● Exercise task
In the records below, pick out all lines containing the word "Transactions".

● Records for this exercise
○ ○ ○ ○

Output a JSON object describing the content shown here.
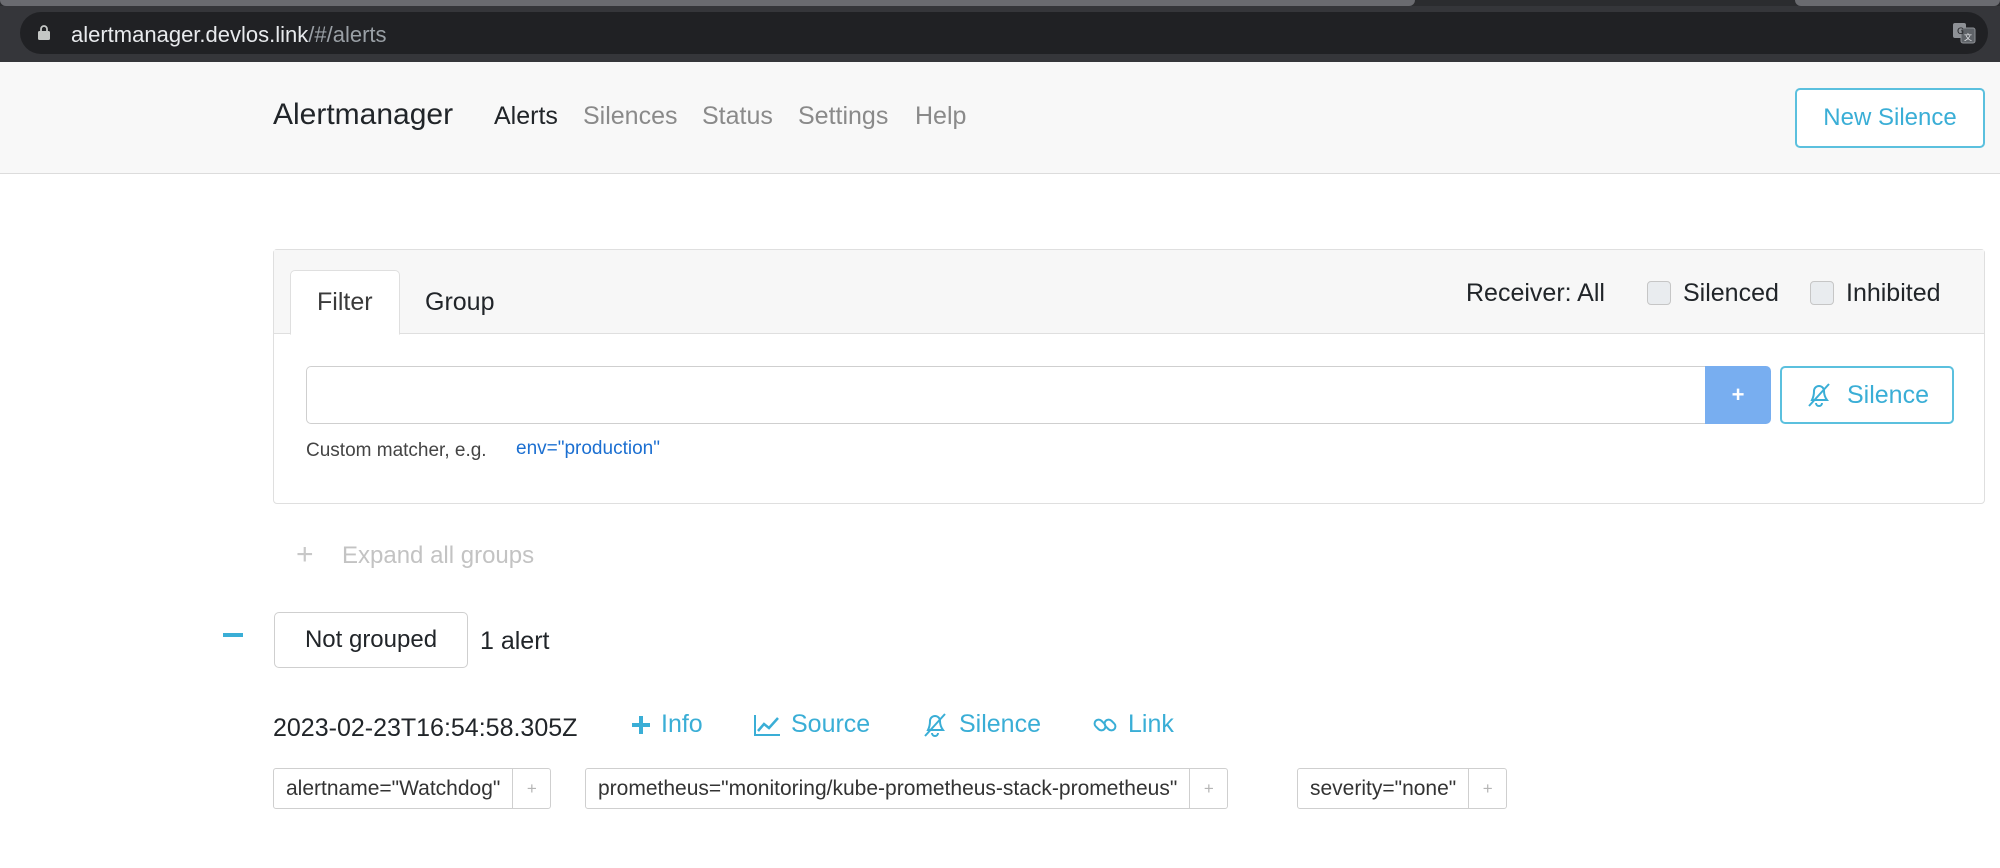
{
  "browser": {
    "url_host": "alertmanager.devlos.link",
    "url_path": "/#/alerts"
  },
  "navbar": {
    "brand": "Alertmanager",
    "items": [
      {
        "label": "Alerts",
        "active": true
      },
      {
        "label": "Silences",
        "active": false
      },
      {
        "label": "Status",
        "active": false
      },
      {
        "label": "Settings",
        "active": false
      },
      {
        "label": "Help",
        "active": false
      }
    ],
    "new_silence": "New Silence"
  },
  "filter": {
    "tabs": [
      "Filter",
      "Group"
    ],
    "receiver": "Receiver: All",
    "silenced_label": "Silenced",
    "inhibited_label": "Inhibited",
    "input_value": "",
    "add_label": "+",
    "silence_label": "Silence",
    "hint": "Custom matcher, e.g.",
    "hint_example": "env=\"production\""
  },
  "expand_all": "Expand all groups",
  "group": {
    "name": "Not grouped",
    "count": "1 alert"
  },
  "alert": {
    "time": "2023-02-23T16:54:58.305Z",
    "actions": {
      "info": "Info",
      "source": "Source",
      "silence": "Silence",
      "link": "Link"
    },
    "labels": [
      "alertname=\"Watchdog\"",
      "prometheus=\"monitoring/kube-prometheus-stack-prometheus\"",
      "severity=\"none\""
    ],
    "label_add": "+"
  },
  "colors": {
    "accent": "#3aaed6",
    "add_button": "#78aef0",
    "link_blue": "#1b6fd1"
  }
}
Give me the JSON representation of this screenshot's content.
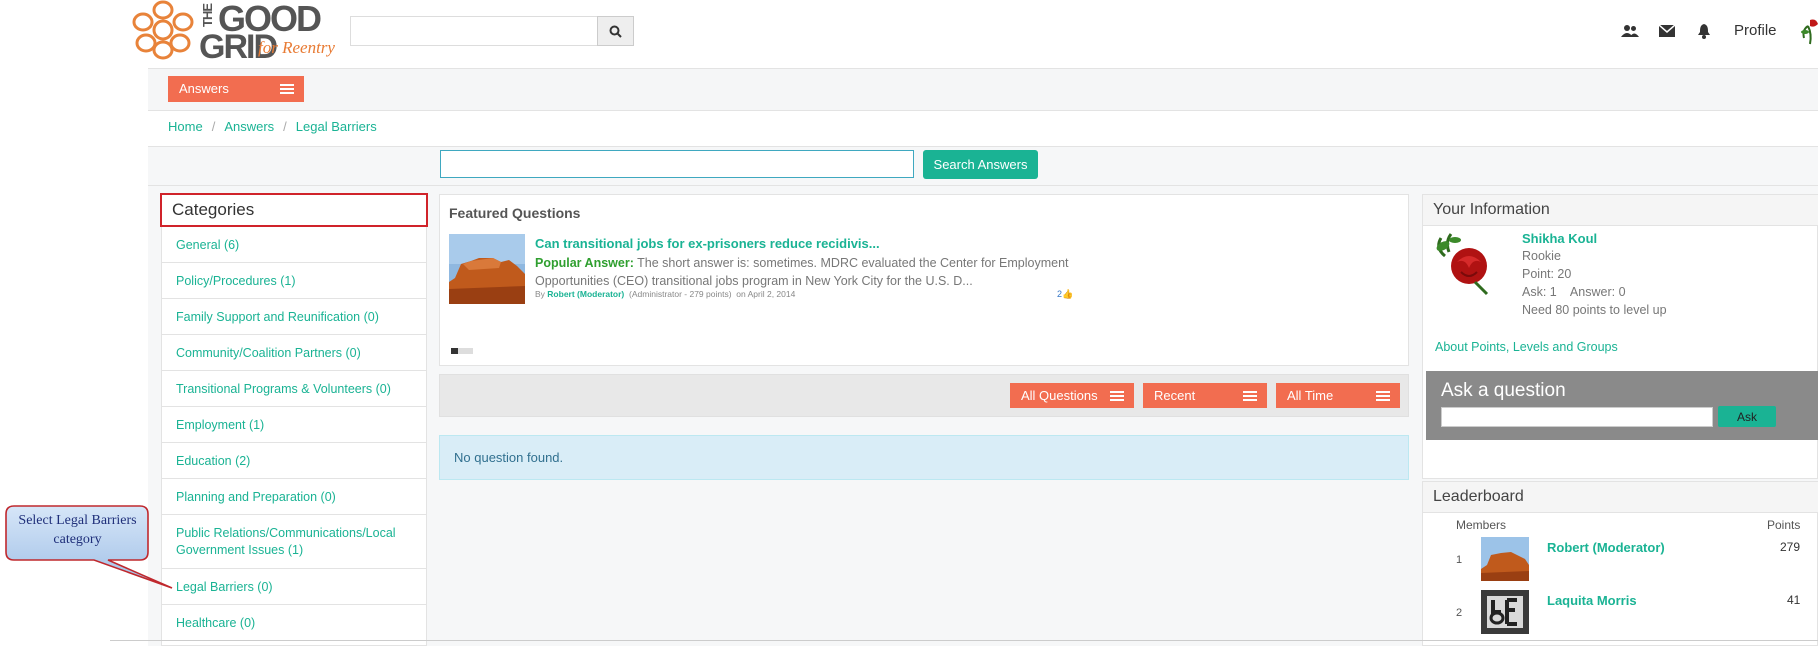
{
  "logo": {
    "the": "THE",
    "good": "GOOD",
    "grid": "GRID",
    "tagline": "for Reentry"
  },
  "header": {
    "search_placeholder": "",
    "icons": [
      "search-icon",
      "users-icon",
      "envelope-icon",
      "bell-icon"
    ],
    "profile_label": "Profile"
  },
  "answers_menu": {
    "label": "Answers"
  },
  "breadcrumb": {
    "items": [
      "Home",
      "Answers",
      "Legal Barriers"
    ]
  },
  "search_answers": {
    "placeholder": "",
    "button": "Search Answers"
  },
  "categories": {
    "title": "Categories",
    "items": [
      "General (6)",
      "Policy/Procedures (1)",
      "Family Support and Reunification (0)",
      "Community/Coalition Partners (0)",
      "Transitional Programs & Volunteers (0)",
      "Employment (1)",
      "Education (2)",
      "Planning and Preparation (0)",
      "Public Relations/Communications/Local Government Issues (1)",
      "Legal Barriers (0)",
      "Healthcare (0)"
    ]
  },
  "featured": {
    "title": "Featured Questions",
    "question": "Can transitional jobs for ex-prisoners reduce recidivis...",
    "popular_label": "Popular Answer:",
    "popular_text": "The short answer is: sometimes. MDRC evaluated the Center for Employment Opportunities (CEO) transitional jobs program in New York City for the U.S. D...",
    "by": "By",
    "author": "Robert (Moderator)",
    "author_meta": "(Administrator - 279 points)",
    "date": "on April 2, 2014",
    "likes": "2"
  },
  "filters": {
    "all_questions": "All Questions",
    "recent": "Recent",
    "all_time": "All Time"
  },
  "no_questions": "No question found.",
  "your_info": {
    "title": "Your Information",
    "name": "Shikha Koul",
    "rank": "Rookie",
    "points": "Point: 20",
    "ask_answer": "Ask: 1    Answer: 0",
    "need": "Need 80 points to level up",
    "about_link": "About Points, Levels and Groups"
  },
  "ask": {
    "title": "Ask a question",
    "button": "Ask"
  },
  "leaderboard": {
    "title": "Leaderboard",
    "col_members": "Members",
    "col_points": "Points",
    "rows": [
      {
        "rank": "1",
        "name": "Robert (Moderator)",
        "points": "279"
      },
      {
        "rank": "2",
        "name": "Laquita Morris",
        "points": "41"
      }
    ]
  },
  "callout": {
    "text": "Select Legal Barriers category"
  },
  "colors": {
    "accent": "#1ab394",
    "orange": "#f26d50",
    "highlight": "#d0232a",
    "callout": "#a9c6ea"
  }
}
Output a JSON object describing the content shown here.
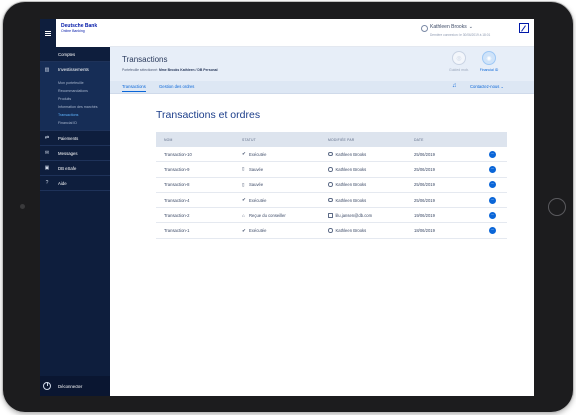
{
  "brand": {
    "name": "Deutsche Bank",
    "subtitle": "Online Banking"
  },
  "sidebar": {
    "items": [
      {
        "label": "Comptes",
        "icon": ""
      },
      {
        "label": "Investissements",
        "icon": "chart-icon",
        "subitems": [
          "Mon portefeuille",
          "Recommandations",
          "Produits",
          "Information des marchés",
          "Transactions",
          "Financial ID"
        ],
        "current": "Transactions"
      },
      {
        "label": "Paiements",
        "icon": "transfer-icon"
      },
      {
        "label": "Messages",
        "icon": "messages-icon"
      },
      {
        "label": "DB eSafe",
        "icon": "safe-icon"
      },
      {
        "label": "Aide",
        "icon": "help-icon"
      }
    ],
    "logout": "Déconnecter"
  },
  "topbar": {
    "user_name": "Kathleen Brooks",
    "last_login": "Dernière connexion: le 30/06/2019 à 18:01"
  },
  "header": {
    "title": "Transactions",
    "subtitle_prefix": "Portefeuille sélectionné:",
    "subtitle_value": "Mme Brooks Kathleen / DB Personal",
    "badges": [
      {
        "label": "Guided mob.",
        "icon": "guided-icon",
        "color": "#c9d3e3"
      },
      {
        "label": "Financial ID",
        "icon": "fingerprint-icon",
        "color": "#0a66d8"
      }
    ]
  },
  "tabs": [
    {
      "label": "Transactions",
      "active": true
    },
    {
      "label": "Gestion des ordres",
      "active": false
    }
  ],
  "contact": "Contactez-nous",
  "main": {
    "title": "Transactions et ordres",
    "columns": [
      "NOM",
      "STATUT",
      "MODIFIÉE PAR",
      "DATE"
    ],
    "rows": [
      {
        "name": "Transaction-10",
        "status": "Exécutée",
        "status_icon": "check-icon",
        "by": "Kathleen Brooks",
        "by_icon": "user-icon",
        "date": "25/06/2019"
      },
      {
        "name": "Transaction-9",
        "status": "Sauvée",
        "status_icon": "doc-icon",
        "by": "Kathleen Brooks",
        "by_icon": "user-icon",
        "date": "25/06/2019"
      },
      {
        "name": "Transaction-8",
        "status": "Sauvée",
        "status_icon": "doc-icon",
        "by": "Kathleen Brooks",
        "by_icon": "user-icon",
        "date": "25/06/2019"
      },
      {
        "name": "Transaction-4",
        "status": "Exécutée",
        "status_icon": "check-icon",
        "by": "Kathleen Brooks",
        "by_icon": "user-icon",
        "date": "25/06/2019"
      },
      {
        "name": "Transaction-2",
        "status": "Reçue du conseiller",
        "status_icon": "inbox-icon",
        "by": "lilu.jansen@db.com",
        "by_icon": "mail-icon",
        "date": "19/06/2019"
      },
      {
        "name": "Transaction-1",
        "status": "Exécutée",
        "status_icon": "check-icon",
        "by": "Kathleen Brooks",
        "by_icon": "user-icon",
        "date": "18/06/2019"
      }
    ]
  }
}
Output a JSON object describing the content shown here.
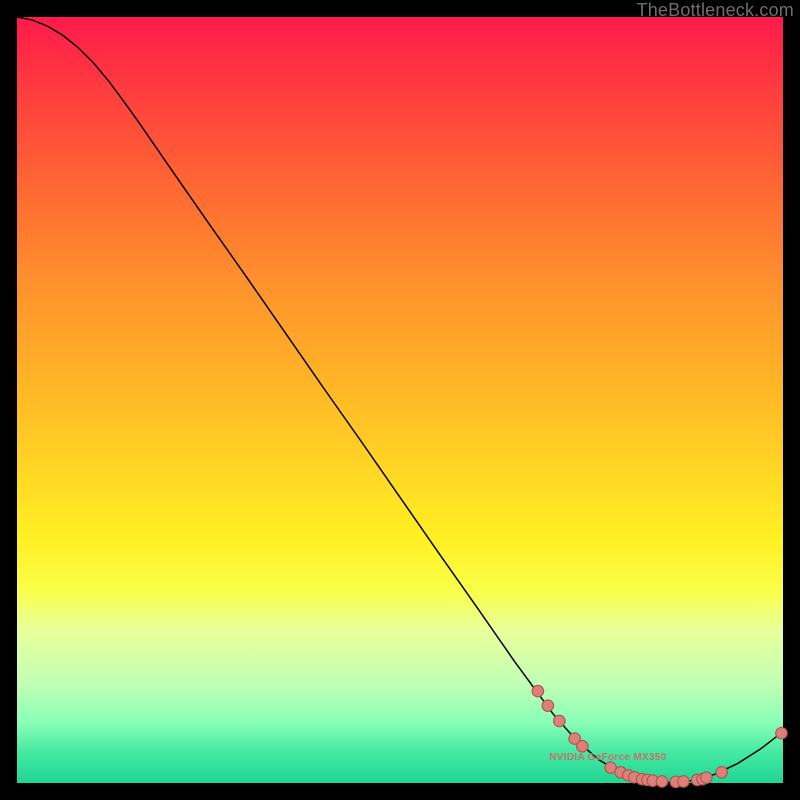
{
  "watermark": "TheBottleneck.com",
  "gpu_label": "NVIDIA GeForce MX350",
  "colors": {
    "curve": "#000000",
    "marker_fill": "#dc8079",
    "marker_stroke": "#b0554f",
    "label": "#c87066"
  },
  "chart_data": {
    "type": "line",
    "title": "",
    "xlabel": "",
    "ylabel": "",
    "xlim": [
      0,
      100
    ],
    "ylim": [
      0,
      100
    ],
    "grid": false,
    "legend": false,
    "curve": [
      {
        "x": 0,
        "y": 100.0
      },
      {
        "x": 2,
        "y": 99.6
      },
      {
        "x": 4,
        "y": 98.8
      },
      {
        "x": 6,
        "y": 97.6
      },
      {
        "x": 8,
        "y": 96.0
      },
      {
        "x": 10,
        "y": 94.0
      },
      {
        "x": 12,
        "y": 91.6
      },
      {
        "x": 14,
        "y": 88.9
      },
      {
        "x": 16,
        "y": 86.1
      },
      {
        "x": 20,
        "y": 80.3
      },
      {
        "x": 25,
        "y": 73.1
      },
      {
        "x": 30,
        "y": 66.0
      },
      {
        "x": 35,
        "y": 58.8
      },
      {
        "x": 40,
        "y": 51.6
      },
      {
        "x": 45,
        "y": 44.5
      },
      {
        "x": 50,
        "y": 37.3
      },
      {
        "x": 55,
        "y": 30.1
      },
      {
        "x": 60,
        "y": 23.0
      },
      {
        "x": 65,
        "y": 15.8
      },
      {
        "x": 70,
        "y": 9.0
      },
      {
        "x": 73,
        "y": 5.6
      },
      {
        "x": 76,
        "y": 3.0
      },
      {
        "x": 79,
        "y": 1.3
      },
      {
        "x": 82,
        "y": 0.4
      },
      {
        "x": 85,
        "y": 0.1
      },
      {
        "x": 88,
        "y": 0.3
      },
      {
        "x": 91,
        "y": 1.1
      },
      {
        "x": 94,
        "y": 2.5
      },
      {
        "x": 97,
        "y": 4.4
      },
      {
        "x": 100,
        "y": 6.7
      }
    ],
    "markers": [
      {
        "x": 68.0,
        "y": 12.0
      },
      {
        "x": 69.3,
        "y": 10.1
      },
      {
        "x": 70.8,
        "y": 8.1
      },
      {
        "x": 72.8,
        "y": 5.8
      },
      {
        "x": 73.8,
        "y": 4.8
      },
      {
        "x": 77.5,
        "y": 2.0
      },
      {
        "x": 78.8,
        "y": 1.4
      },
      {
        "x": 79.8,
        "y": 1.0
      },
      {
        "x": 80.6,
        "y": 0.75
      },
      {
        "x": 81.6,
        "y": 0.5
      },
      {
        "x": 82.3,
        "y": 0.4
      },
      {
        "x": 83.0,
        "y": 0.3
      },
      {
        "x": 84.2,
        "y": 0.2
      },
      {
        "x": 86.0,
        "y": 0.15
      },
      {
        "x": 87.0,
        "y": 0.2
      },
      {
        "x": 88.8,
        "y": 0.4
      },
      {
        "x": 89.5,
        "y": 0.5
      },
      {
        "x": 90.0,
        "y": 0.7
      },
      {
        "x": 92.0,
        "y": 1.4
      },
      {
        "x": 99.8,
        "y": 6.5
      }
    ],
    "gpu_label_position": {
      "x": 76.0,
      "y": 2.5
    }
  }
}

○ ○ ○ ○

● Written response
          "Transactions",
        "current": "Transactions"
    "title": "Transactions",
      "label": "Transactions",
    "title": "Transactions et ordres",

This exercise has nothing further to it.